*Goal of the exercise:* Search the entries for lines that contain the word "aminotransferase", and report each one found.

****************

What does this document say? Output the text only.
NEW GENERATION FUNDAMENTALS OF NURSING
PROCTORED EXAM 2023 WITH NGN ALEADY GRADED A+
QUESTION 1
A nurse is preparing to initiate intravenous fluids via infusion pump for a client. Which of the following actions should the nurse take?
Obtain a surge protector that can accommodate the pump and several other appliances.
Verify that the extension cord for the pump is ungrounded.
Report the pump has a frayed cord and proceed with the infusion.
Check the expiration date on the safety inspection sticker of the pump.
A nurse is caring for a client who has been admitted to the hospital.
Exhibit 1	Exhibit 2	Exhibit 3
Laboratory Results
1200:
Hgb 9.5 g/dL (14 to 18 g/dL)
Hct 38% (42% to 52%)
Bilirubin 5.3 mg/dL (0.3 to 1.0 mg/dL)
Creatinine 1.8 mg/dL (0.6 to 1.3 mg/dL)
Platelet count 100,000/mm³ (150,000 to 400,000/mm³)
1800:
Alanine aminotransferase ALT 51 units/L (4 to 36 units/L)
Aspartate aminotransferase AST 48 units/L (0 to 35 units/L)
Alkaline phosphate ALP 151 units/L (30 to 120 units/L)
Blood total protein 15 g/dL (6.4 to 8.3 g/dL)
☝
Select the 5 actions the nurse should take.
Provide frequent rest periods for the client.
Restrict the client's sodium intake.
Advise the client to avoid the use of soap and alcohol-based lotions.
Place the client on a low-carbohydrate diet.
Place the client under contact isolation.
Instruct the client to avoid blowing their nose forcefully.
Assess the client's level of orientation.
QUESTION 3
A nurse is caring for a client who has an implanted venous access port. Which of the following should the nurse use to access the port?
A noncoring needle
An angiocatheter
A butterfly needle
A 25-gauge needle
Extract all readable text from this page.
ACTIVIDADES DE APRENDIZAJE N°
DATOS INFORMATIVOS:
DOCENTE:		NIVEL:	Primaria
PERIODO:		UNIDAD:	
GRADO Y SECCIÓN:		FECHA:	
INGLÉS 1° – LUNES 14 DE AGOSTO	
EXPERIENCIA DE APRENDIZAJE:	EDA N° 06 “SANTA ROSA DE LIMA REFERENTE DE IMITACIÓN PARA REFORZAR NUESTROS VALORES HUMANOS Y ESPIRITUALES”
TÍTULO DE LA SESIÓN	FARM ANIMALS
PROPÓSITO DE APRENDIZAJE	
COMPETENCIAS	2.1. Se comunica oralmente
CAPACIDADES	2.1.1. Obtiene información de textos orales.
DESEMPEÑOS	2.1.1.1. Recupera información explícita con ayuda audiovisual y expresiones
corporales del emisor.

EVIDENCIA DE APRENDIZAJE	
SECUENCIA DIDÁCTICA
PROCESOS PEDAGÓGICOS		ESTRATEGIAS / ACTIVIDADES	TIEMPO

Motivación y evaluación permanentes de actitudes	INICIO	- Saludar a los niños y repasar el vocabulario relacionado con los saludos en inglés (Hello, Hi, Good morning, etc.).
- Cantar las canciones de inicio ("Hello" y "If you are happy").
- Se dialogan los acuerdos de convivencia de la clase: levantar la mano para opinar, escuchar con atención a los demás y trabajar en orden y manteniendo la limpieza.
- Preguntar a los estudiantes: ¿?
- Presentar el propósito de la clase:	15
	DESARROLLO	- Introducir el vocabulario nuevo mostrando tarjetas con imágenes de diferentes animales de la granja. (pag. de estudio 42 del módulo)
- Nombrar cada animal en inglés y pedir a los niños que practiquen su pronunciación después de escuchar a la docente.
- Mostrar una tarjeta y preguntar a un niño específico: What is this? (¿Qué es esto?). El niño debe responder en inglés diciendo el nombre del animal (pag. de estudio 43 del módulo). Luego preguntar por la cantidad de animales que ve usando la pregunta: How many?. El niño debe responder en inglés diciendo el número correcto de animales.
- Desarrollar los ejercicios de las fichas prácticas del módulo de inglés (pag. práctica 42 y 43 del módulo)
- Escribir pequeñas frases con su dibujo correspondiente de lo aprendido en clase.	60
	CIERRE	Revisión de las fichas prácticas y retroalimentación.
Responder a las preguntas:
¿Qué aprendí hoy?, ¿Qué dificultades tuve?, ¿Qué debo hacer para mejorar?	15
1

****************

*Output for this exercise:*
Alanine aminotransferase ALT 51 units/L (4 to 36 units/L)
Aspartate aminotransferase AST 48 units/L (0 to 35 units/L)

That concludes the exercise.